**Materials provided**

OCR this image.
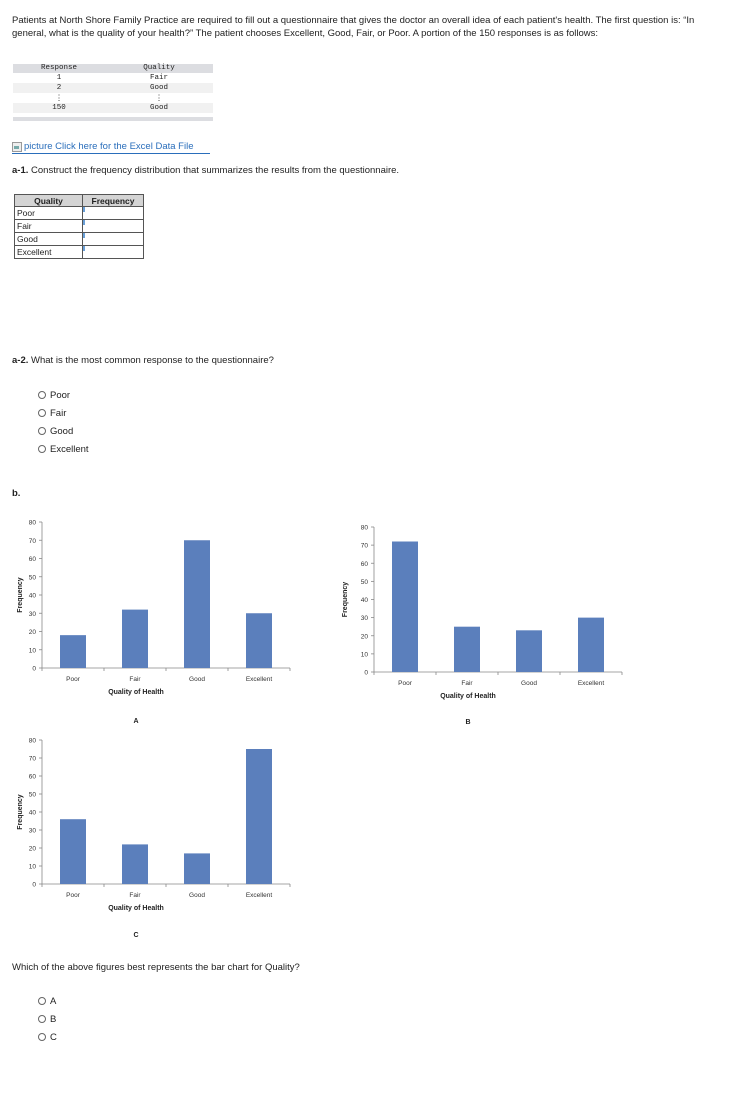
Patients at North Shore Family Practice are required to fill out a questionnaire that gives the doctor an overall idea of each patient's health. The first question is: “In general, what is the quality of your health?” The patient chooses Excellent, Good, Fair, or Poor. A portion of the 150 responses is as follows:
Response	Quality
1	Fair
2	Good
⋮	⋮
150	Good
picture Click here for the Excel Data File
a-1. Construct the frequency distribution that summarizes the results from the questionnaire.
Quality	Frequency
Poor	

Fair	

Good	

Excellent	
a-2. What is the most common response to the questionnaire?
Poor
Fair
Good
Excellent
b.
0
10
20
30
40
50
60
70
80
Poor	Fair	Good	Excellent
Quality of Health
Frequency
A
0
10
20
30
40
50
60
70
80
Poor	Fair	Good	Excellent
Quality of Health
Frequency
B
0
10
20
30
40
50
60
70
80
Poor	Fair	Good	Excellent
Quality of Health
Frequency
C
Which of the above figures best represents the bar chart for Quality?
A
B
C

**Work required**
From the first line to the last, copy the records above exactly and leave out the pictures.

**Output for this task**
OCR this image.
Patients at North Shore Family Practice are required to fill out a questionnaire that gives the doctor an overall idea of each patient's health. The first question is: “In general, what is the quality of your health?” The patient chooses Excellent, Good, Fair, or Poor. A portion of the 150 responses is as follows:
Response	Quality
1	Fair
2	Good
⋮	⋮
150	Good
picture Click here for the Excel Data File
a-1. Construct the frequency distribution that summarizes the results from the questionnaire.
Quality	Frequency
Poor	

Fair	

Good	

Excellent	
a-2. What is the most common response to the questionnaire?
Poor
Fair
Good
Excellent
b.
0
10
20
30
40
50
60
70
80
Poor	Fair	Good	Excellent
Quality of Health
Frequency
A
0
10
20
30
40
50
60
70
80
Poor	Fair	Good	Excellent
Quality of Health
Frequency
B
0
10
20
30
40
50
60
70
80
Poor	Fair	Good	Excellent
Quality of Health
Frequency
C
Which of the above figures best represents the bar chart for Quality?
A
B
C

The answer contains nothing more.